-- TEXT SECTION start --
Media Without Borders
Rory Fellowes
Issue: Volume 39 Issue 2: (Mar/Apr 2016)

Media Without Borders

#Transmedia: Using the whole toolbox for storytelling

During the last 20 years or so, there has been a cultural sea change in how media makers are using technology and the directions in which audiences are using media. And this has had a profound effect on everything from major feature films to TV series, commercials, education, and the distribution of information. And yet, while all this radical technological and social change is going on in almost every form of entertainment and marketing media, it still, as it has for thousands of years, comes down to one fundamental element: story.

Technology is not a motivator when it comes to media creation, but it can inspire creativity with its enticing tool sets, as users ask, What can I do with this? In the last decades of the 20th century, a whole new toolbox became available to content creators. Computer graphics, personal computers, and the Internet revolutionized the world of media at every level. Consumers went from getting their media entertainment and information through one of a handful of delivery systems –- such as television, cinema, radio, print, or live performance – to a vast river of them.

At the heart of these changes – in games, movies, TV shows, social media experiences, and more – is the emergence of new forms of storytelling. A large and growing part of the audience is no longer content to simply sit and watch. They want something more. Something interactive. Something demanding. In a way, transmedia is a natural consequence of the endless joys of surfing the Web and playing online games. Now you have something to search for, to track down, and, best of all, via the fan interaction points of contact, in transmedia you have something in which you can actively participate, a community you belong to.

Designed for the modern world, transmedia continues to offer storytelling’s ancient primary purpose: to bind communities in a common history through the bright new world of multiple media delivery platforms. 

World building, creating story worlds, MMO games, and now virtual-reality display systems are all appealing to the audience’s burgeoning desire to immerse itself in media experiences. Games instigated this change and have played a major role in evolving media, especially in the way we receive it. They have done the “donkey work” to drive the programming and hardware developments of the past 20 years in terms of media creation and distribution. Games have been, and still are, a powerful force in the growth and improvement of the Internet.
-- TEXT SECTION end --
> _EXERCISE OBJECTIVE_: Continue the article on transmedia storytelling from the end of its last paragraph.
-- GIVEN INFORMATION start --
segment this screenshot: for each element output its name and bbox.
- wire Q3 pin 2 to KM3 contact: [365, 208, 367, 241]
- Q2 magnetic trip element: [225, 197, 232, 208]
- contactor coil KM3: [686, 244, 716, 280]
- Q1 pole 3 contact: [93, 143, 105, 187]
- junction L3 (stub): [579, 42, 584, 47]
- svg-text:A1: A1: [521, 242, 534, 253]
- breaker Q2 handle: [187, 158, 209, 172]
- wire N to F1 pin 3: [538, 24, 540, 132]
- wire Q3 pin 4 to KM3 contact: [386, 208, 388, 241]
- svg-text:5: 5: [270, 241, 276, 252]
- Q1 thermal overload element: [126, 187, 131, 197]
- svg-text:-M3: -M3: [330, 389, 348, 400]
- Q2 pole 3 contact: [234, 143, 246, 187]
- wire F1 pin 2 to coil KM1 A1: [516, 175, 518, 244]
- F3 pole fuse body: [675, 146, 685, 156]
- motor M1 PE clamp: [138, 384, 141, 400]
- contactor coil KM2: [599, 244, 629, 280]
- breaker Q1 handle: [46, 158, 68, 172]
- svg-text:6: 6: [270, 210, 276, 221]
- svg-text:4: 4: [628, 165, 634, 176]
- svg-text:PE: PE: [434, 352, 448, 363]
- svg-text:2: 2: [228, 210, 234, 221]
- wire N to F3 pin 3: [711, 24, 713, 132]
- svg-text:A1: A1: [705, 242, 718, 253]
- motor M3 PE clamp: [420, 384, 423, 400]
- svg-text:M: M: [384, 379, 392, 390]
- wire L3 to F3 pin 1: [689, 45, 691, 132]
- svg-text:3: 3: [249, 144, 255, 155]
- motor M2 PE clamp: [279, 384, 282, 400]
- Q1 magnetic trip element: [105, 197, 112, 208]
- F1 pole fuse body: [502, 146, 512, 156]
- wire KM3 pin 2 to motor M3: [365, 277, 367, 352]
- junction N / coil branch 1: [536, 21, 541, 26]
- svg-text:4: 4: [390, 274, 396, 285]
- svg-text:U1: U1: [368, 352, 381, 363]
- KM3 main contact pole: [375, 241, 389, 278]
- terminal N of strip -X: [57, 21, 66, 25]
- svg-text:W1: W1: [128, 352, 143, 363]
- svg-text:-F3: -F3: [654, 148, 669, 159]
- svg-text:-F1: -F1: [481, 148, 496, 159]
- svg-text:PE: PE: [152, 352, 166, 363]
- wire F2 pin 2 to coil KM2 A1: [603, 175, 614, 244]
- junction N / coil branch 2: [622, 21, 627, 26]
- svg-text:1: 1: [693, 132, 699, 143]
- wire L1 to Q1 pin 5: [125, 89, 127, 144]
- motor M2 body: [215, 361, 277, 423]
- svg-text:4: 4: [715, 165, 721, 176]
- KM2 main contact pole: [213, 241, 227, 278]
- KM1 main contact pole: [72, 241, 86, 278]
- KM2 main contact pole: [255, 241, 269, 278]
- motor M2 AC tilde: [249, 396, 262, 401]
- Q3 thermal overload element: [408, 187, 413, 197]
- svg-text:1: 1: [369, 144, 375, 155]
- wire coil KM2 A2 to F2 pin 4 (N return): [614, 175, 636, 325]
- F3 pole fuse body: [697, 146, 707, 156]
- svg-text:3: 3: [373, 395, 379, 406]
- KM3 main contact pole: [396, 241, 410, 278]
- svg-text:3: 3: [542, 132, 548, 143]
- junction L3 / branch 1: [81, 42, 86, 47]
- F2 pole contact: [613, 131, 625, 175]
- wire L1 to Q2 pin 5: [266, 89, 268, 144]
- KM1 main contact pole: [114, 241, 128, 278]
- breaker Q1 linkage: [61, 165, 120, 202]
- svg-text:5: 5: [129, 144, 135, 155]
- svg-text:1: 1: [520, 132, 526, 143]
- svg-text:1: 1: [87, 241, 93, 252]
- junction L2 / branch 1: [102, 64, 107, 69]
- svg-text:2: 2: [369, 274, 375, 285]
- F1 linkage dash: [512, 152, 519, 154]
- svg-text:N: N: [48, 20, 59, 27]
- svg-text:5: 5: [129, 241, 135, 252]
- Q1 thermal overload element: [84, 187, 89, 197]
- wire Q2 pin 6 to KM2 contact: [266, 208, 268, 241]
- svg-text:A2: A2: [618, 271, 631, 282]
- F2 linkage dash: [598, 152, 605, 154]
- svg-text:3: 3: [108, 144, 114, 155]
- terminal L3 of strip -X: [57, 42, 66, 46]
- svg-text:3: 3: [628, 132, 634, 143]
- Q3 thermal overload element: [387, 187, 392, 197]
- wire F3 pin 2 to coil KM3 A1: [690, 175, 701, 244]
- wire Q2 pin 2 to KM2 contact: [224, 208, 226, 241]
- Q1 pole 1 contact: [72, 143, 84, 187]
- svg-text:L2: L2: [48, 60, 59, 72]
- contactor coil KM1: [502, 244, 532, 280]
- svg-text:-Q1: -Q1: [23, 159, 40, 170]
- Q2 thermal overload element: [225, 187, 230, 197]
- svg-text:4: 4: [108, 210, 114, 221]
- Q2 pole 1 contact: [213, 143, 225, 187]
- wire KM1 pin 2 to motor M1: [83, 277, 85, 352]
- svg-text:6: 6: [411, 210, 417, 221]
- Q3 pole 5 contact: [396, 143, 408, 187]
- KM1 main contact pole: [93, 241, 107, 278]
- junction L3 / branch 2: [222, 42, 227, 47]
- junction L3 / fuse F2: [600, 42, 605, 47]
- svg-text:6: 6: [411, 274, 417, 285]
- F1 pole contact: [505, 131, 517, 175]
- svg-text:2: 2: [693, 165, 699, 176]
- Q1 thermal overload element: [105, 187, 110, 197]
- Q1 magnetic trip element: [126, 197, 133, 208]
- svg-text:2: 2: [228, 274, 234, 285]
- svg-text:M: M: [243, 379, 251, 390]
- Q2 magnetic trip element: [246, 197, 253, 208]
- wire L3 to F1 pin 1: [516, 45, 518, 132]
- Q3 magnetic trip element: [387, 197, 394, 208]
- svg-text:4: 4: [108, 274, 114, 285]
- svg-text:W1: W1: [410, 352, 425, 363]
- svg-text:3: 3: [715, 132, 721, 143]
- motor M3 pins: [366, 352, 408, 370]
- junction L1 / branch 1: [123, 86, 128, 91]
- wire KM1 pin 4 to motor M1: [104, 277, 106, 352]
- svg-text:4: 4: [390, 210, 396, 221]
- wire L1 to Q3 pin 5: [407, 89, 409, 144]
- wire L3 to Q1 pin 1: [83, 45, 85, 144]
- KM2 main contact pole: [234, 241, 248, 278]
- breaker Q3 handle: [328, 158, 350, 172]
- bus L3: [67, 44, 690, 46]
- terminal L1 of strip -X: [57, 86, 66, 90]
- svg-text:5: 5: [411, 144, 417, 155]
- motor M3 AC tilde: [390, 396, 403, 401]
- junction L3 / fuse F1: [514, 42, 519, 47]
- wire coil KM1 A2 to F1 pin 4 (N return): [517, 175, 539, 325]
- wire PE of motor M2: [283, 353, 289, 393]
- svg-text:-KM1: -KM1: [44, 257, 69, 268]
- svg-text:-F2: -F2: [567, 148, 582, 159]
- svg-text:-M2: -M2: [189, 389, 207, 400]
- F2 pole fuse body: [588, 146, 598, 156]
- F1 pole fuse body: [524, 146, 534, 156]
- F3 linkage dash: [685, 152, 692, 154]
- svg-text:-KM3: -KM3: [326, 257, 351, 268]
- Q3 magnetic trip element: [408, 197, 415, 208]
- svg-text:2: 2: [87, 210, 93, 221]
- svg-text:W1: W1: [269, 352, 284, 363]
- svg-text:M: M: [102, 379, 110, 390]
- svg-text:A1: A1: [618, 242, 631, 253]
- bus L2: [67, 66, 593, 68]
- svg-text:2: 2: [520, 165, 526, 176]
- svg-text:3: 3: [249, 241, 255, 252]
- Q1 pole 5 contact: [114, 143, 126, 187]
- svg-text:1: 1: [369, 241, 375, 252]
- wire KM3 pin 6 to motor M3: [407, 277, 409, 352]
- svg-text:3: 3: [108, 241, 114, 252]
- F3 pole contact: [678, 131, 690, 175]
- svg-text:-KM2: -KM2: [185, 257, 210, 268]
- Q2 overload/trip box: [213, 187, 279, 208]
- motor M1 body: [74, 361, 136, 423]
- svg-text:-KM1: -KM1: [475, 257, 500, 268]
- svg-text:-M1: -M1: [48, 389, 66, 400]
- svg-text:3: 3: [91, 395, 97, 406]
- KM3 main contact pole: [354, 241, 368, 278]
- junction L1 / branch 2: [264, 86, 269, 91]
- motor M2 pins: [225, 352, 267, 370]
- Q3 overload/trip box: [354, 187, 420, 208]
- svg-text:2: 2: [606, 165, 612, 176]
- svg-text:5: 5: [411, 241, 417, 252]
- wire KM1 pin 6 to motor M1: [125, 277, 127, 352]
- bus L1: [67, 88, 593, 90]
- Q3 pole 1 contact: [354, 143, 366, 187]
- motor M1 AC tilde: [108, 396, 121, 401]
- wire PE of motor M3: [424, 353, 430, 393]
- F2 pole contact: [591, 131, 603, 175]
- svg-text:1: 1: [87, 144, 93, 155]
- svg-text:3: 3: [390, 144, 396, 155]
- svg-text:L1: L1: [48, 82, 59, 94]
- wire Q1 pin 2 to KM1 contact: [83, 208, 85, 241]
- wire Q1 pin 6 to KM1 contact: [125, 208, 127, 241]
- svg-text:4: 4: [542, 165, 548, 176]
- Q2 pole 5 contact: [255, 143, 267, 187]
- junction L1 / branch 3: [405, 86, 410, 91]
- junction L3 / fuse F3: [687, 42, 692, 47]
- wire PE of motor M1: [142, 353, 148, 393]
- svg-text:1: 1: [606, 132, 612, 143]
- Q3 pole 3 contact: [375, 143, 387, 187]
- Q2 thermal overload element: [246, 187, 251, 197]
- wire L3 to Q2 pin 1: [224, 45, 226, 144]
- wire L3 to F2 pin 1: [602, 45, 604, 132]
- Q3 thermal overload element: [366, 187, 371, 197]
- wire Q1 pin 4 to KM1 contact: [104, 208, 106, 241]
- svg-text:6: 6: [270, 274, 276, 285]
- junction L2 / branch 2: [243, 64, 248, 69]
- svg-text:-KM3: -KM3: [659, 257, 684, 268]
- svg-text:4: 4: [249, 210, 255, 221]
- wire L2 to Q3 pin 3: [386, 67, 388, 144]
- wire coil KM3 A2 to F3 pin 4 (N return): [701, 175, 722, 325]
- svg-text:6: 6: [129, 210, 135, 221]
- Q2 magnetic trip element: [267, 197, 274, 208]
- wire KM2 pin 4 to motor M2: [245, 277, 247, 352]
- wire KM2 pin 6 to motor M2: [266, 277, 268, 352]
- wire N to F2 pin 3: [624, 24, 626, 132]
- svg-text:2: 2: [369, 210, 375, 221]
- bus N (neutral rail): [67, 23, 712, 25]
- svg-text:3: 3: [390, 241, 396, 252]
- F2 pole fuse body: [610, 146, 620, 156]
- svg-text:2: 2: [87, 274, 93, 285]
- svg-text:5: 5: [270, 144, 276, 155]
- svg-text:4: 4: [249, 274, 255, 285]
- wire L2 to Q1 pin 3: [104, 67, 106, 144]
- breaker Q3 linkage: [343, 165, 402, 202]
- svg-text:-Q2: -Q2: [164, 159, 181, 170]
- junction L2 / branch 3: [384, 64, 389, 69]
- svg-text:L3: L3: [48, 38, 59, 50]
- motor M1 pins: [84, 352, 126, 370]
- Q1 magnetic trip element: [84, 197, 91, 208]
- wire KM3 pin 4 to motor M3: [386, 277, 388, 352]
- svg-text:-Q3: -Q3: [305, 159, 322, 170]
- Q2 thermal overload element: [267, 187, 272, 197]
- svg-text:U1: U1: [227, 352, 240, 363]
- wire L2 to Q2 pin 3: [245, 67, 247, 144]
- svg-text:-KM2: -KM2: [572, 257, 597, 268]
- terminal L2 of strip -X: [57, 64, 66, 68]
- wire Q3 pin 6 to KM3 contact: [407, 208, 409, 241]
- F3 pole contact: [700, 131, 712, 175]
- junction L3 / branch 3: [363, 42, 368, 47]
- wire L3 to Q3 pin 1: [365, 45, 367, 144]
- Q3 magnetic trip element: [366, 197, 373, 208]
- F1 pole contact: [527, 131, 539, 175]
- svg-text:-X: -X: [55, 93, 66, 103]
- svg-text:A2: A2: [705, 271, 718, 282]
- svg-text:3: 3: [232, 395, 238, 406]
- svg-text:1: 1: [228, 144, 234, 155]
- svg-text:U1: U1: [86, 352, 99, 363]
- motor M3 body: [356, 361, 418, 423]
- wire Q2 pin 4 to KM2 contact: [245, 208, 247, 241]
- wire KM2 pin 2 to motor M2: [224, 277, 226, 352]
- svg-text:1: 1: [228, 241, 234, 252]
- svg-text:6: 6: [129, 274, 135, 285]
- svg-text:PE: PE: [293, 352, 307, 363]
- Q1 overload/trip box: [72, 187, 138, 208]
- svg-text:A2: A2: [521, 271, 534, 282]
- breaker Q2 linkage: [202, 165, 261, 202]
-- GIVEN INFORMATION end --
> _FINAL RESULT_:
Professor Henry Jenkins of the University of Southern California was among the first to use the term “transmedia” in articles and, later, in his book titled Convergence Culture (2006), though his colleague at USC, Marsha Kinder, originally coined the word in 1991. Jenkins provides a comprehensive, academically phrased definition of the concept: “Transmedia storytelling represents a process where integral elements of a fiction get dispersed systematically across multiple delivery channels for the purpose of creating a unified and coordinated entertainment experience. Ideally, each medium makes its own unique contribution to the unfolding of the story.”

There are two fundamental models of transmedia production. The first is known as the “mothership model,” which is the marketing tool version. The second is a community entertainment approach I call the “circus model” (more on this later).

The Mothership Model

Jenkins has used the term “mothership” as a metaphor for a product, movie, TV series, game, or brand that is at the heart of the assembled fleet of additional alternative media, though his particular focus was on how this model works in contemporary Hollywood. This central product is the one at the heart of the transmedia project – it is the one that will make the money and drive the transmedia campaign.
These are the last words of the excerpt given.